__Given exercise 1__
From the essay about searching for true love, quote the passage starting at "Our planet Earth" and ending at "country’s cultural traits.".
__Given exercise 2__
Answer these questions using the essay about searching for true love:
(a) What age did the writer turn a few months ago?
(b) How old was the writer at the time of a first romantic relationship?
(c) In which country has much of the writer's search for love taken place?

__Selected passage__
In the life of every human being there are moments of rupture: situations where we experience such intense emotions that our world is turned upside down. A few months ago, I turned 31 and, during the several weeks after my birthday celebration, I wondered about a lot of things: Where will my work take me? Where am I going to live? Will my beloved ones stay by my side for a long time? But, among all those important questions, there was one that is still preoccupying my thoughts: Where can I find true love?
When I was younger, love was one of the topics I was more concerned about because I fell for the idea of loving someone, of experiencing those wonderful feelings I read about in the work of poets I admired. I had never had a romantic relationship and I could not wait to have one. It was not until I was 21 that I had my first relationship, but when that moment finally arrived it was not everything I had been expecting: I ran into jealousy, arguments and anguish. After several years and relationships, I am still trying to answer that question because I really want to know if love is real.
Our planet Earth is a vast place. It’s so full of different landscapes, languages, cultures, that I cannot understand why sometimes we tend to become attached to certain aspects of our own culture, as if we cannot see beyond the end of our own nose. And I say this because I have experienced it myself: For a long time, I never thought about finding love outside the borders of my own country. I know this is not bad at all because we all have different needs and, even if the possibilities are infinite, our personal fulfillment can reside in those simple little things easily found in our everyday life. So, a big part of my quest for love has taken place here in Colombia. Yes, by the way, I’m from Colombia, so let me tell you a little bit about my country’s cultural traits.

__Provided material__
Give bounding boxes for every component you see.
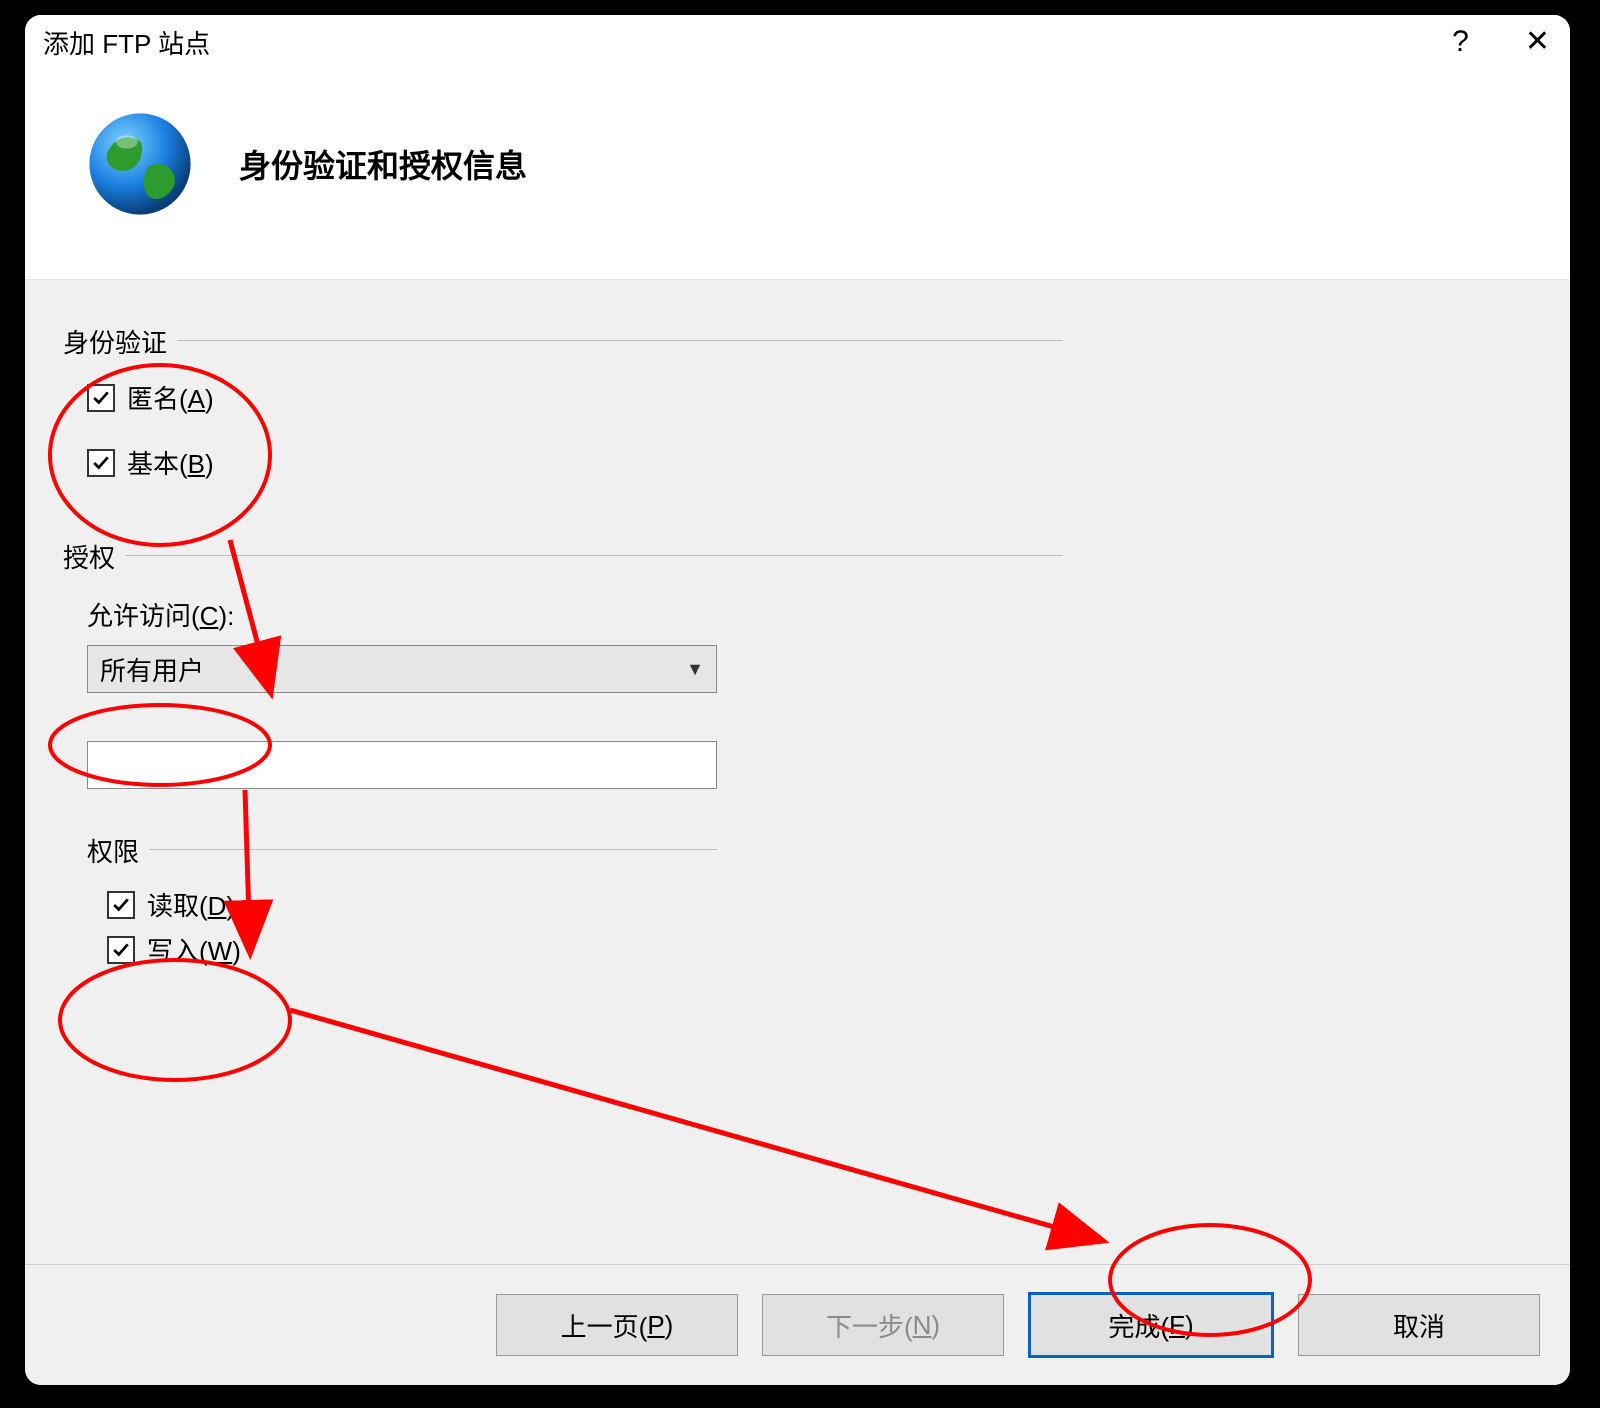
checkbox-anonymous[interactable]: 匿名(A) xyxy=(87,379,1047,416)
legend-permissions: 权限 xyxy=(87,832,149,869)
wizard-footer: 上一页(P) 下一步(N) 完成(F) 取消 xyxy=(25,1264,1570,1385)
fieldset-permissions: 权限 读取(D) 写入(W) xyxy=(87,849,717,968)
dialog-add-ftp-site: 添加 FTP 站点 ? ✕ xyxy=(25,15,1570,1385)
checkbox-basic-box[interactable] xyxy=(87,449,115,477)
help-icon[interactable]: ? xyxy=(1452,27,1469,57)
checkbox-basic[interactable]: 基本(B) xyxy=(87,444,1047,481)
title-bar: 添加 FTP 站点 ? ✕ xyxy=(25,15,1570,69)
checkbox-read-box[interactable] xyxy=(107,891,135,919)
checkbox-read-label: 读取(D) xyxy=(147,886,235,923)
checkbox-anonymous-box[interactable] xyxy=(87,384,115,412)
checkbox-write-box[interactable] xyxy=(107,936,135,964)
cancel-button[interactable]: 取消 xyxy=(1298,1294,1540,1356)
fieldset-authorization: 授权 允许访问(C): 所有用户 ▼ 权限 xyxy=(63,555,1063,1008)
previous-button[interactable]: 上一页(P) xyxy=(496,1294,738,1356)
checkbox-anonymous-label: 匿名(A) xyxy=(127,379,214,416)
globe-icon xyxy=(85,109,195,219)
checkbox-basic-label: 基本(B) xyxy=(127,444,214,481)
legend-authorization: 授权 xyxy=(63,538,125,575)
legend-authentication: 身份验证 xyxy=(63,323,177,360)
allow-access-textbox[interactable] xyxy=(87,741,717,789)
wizard-header: 身份验证和授权信息 xyxy=(25,69,1570,279)
allow-access-label: 允许访问(C): xyxy=(87,596,1047,633)
close-icon[interactable]: ✕ xyxy=(1525,27,1550,57)
finish-button[interactable]: 完成(F) xyxy=(1028,1292,1274,1358)
wizard-body: 身份验证 匿名(A) 基本(B) xyxy=(25,279,1570,1369)
next-button: 下一步(N) xyxy=(762,1294,1004,1356)
page-title: 身份验证和授权信息 xyxy=(239,141,527,187)
checkbox-write[interactable]: 写入(W) xyxy=(107,931,717,968)
checkbox-read[interactable]: 读取(D) xyxy=(107,886,717,923)
allow-access-select[interactable]: 所有用户 ▼ xyxy=(87,645,717,693)
allow-access-select-value: 所有用户 xyxy=(100,651,204,688)
checkbox-write-label: 写入(W) xyxy=(147,931,241,968)
fieldset-authentication: 身份验证 匿名(A) 基本(B) xyxy=(63,340,1063,515)
window-title: 添加 FTP 站点 xyxy=(43,24,210,61)
chevron-down-icon: ▼ xyxy=(686,659,704,680)
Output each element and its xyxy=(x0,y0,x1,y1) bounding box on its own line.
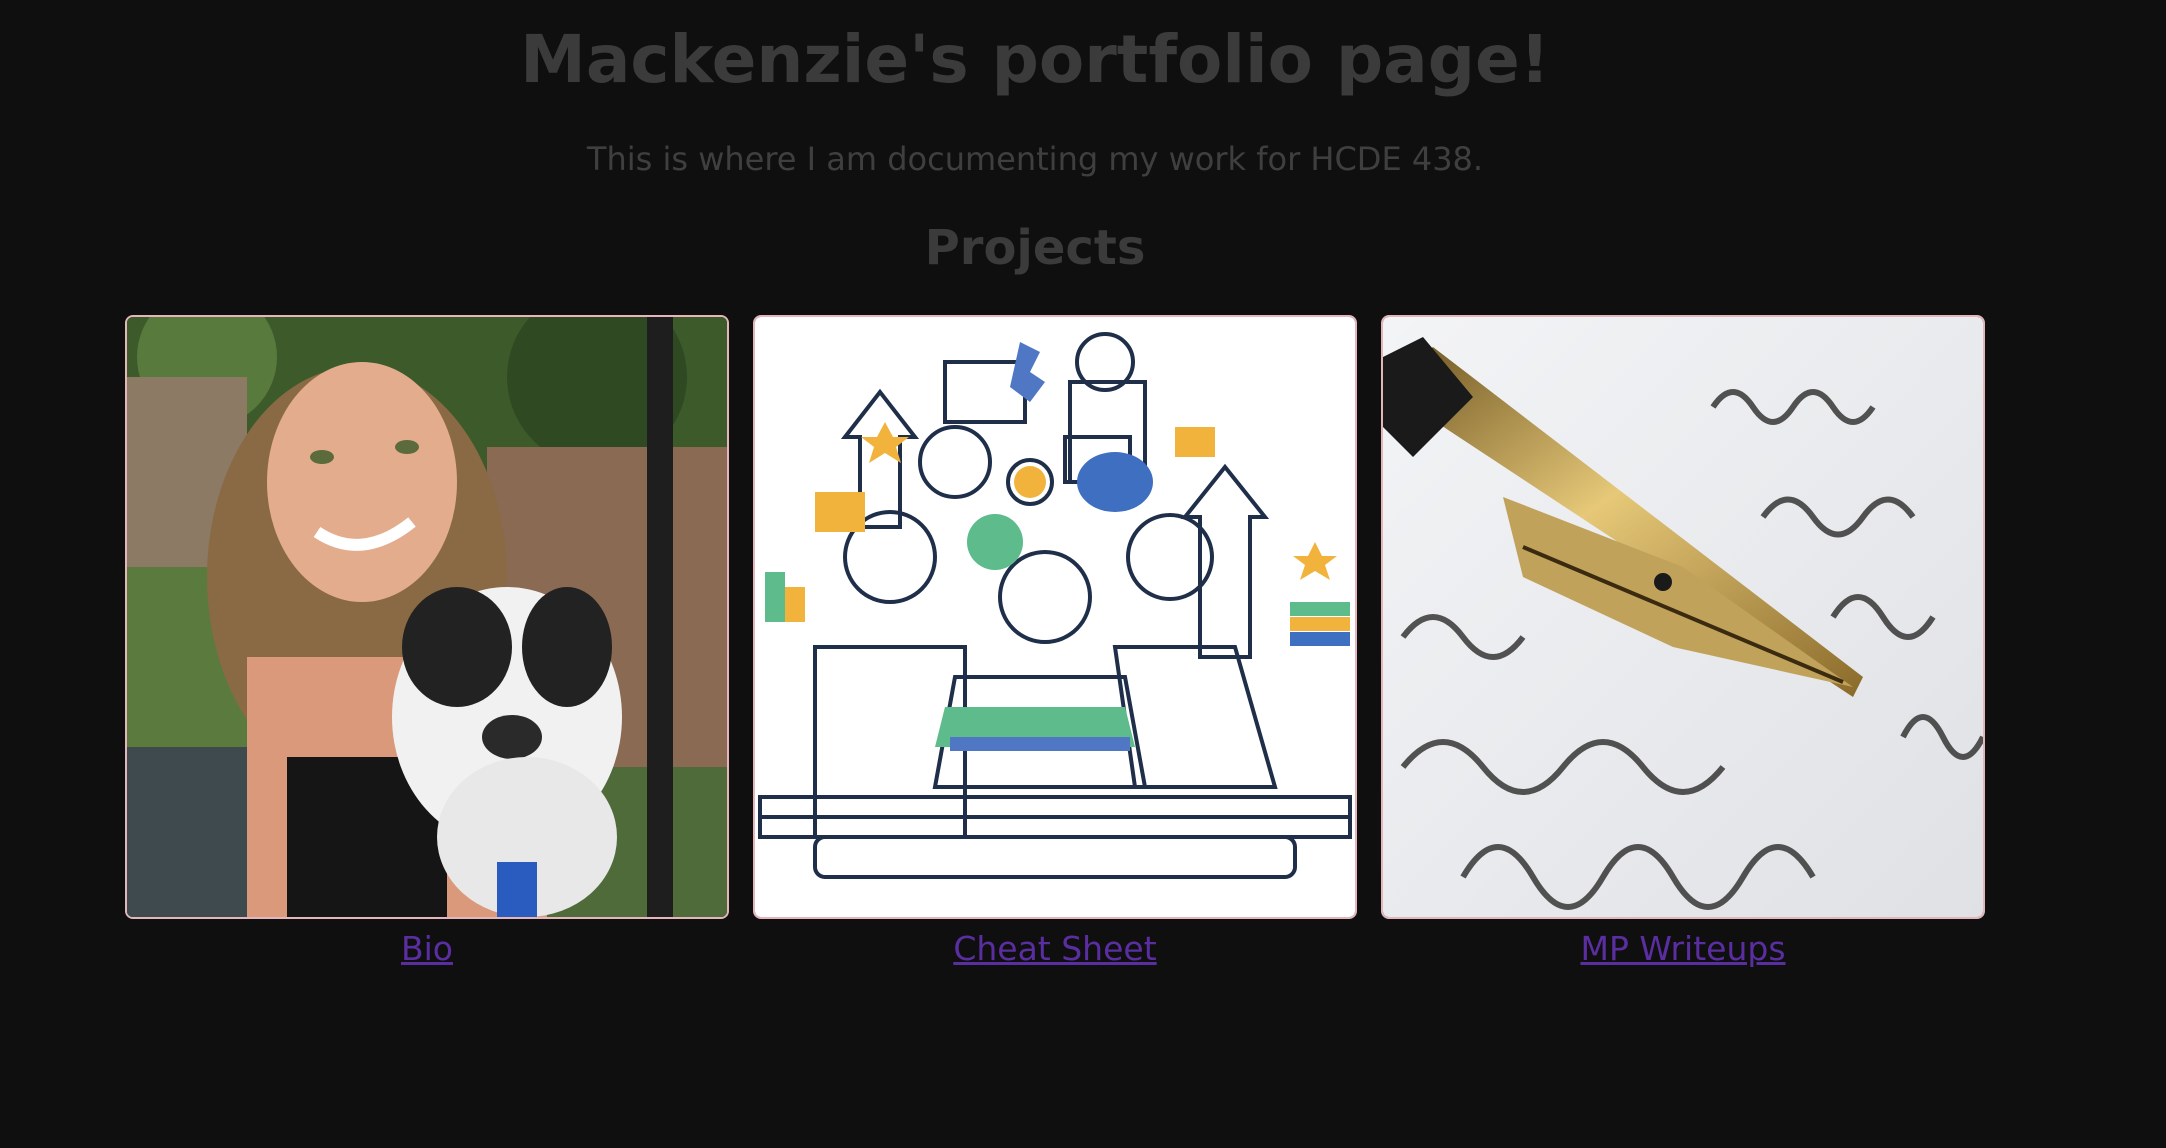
bio-link[interactable]: Bio xyxy=(401,927,453,971)
page-title: Mackenzie's portfolio page! xyxy=(520,21,1550,98)
project-card-bio: Bio xyxy=(125,315,729,971)
portrait-with-dog-photo xyxy=(127,317,727,917)
bio-image-link[interactable] xyxy=(125,315,729,919)
fountain-pen-on-handwriting-photo xyxy=(1383,317,1983,917)
projects-heading: Projects xyxy=(924,220,1146,276)
team-collaboration-line-illustration xyxy=(755,317,1355,917)
project-card-cheat-sheet: Cheat Sheet xyxy=(753,315,1357,971)
mp-writeups-image-link[interactable] xyxy=(1381,315,1985,919)
cheat-sheet-image-link[interactable] xyxy=(753,315,1357,919)
project-card-mp-writeups: MP Writeups xyxy=(1381,315,1985,971)
cheat-sheet-link[interactable]: Cheat Sheet xyxy=(953,927,1156,971)
mp-writeups-link[interactable]: MP Writeups xyxy=(1580,927,1785,971)
intro-text: This is where I am documenting my work f… xyxy=(586,140,1484,178)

__Problem solution 1__
Our planet Earth is a vast place. It’s so full of different landscapes, languages, cultures, that I cannot understand why sometimes we tend to become attached to certain aspects of our own culture, as if we cannot see beyond the end of our own nose. And I say this because I have experienced it myself: For a long time, I never thought about finding love outside the borders of my own country. I know this is not bad at all because we all have different needs and, even if the possibilities are infinite, our personal fulfillment can reside in those simple little things easily found in our everyday life. So, a big part of my quest for love has taken place here in Colombia. Yes, by the way, I’m from Colombia, so let me tell you a little bit about my country’s cultural traits.

__Problem solution 2__
(a) 31
(b) 21
(c) Colombia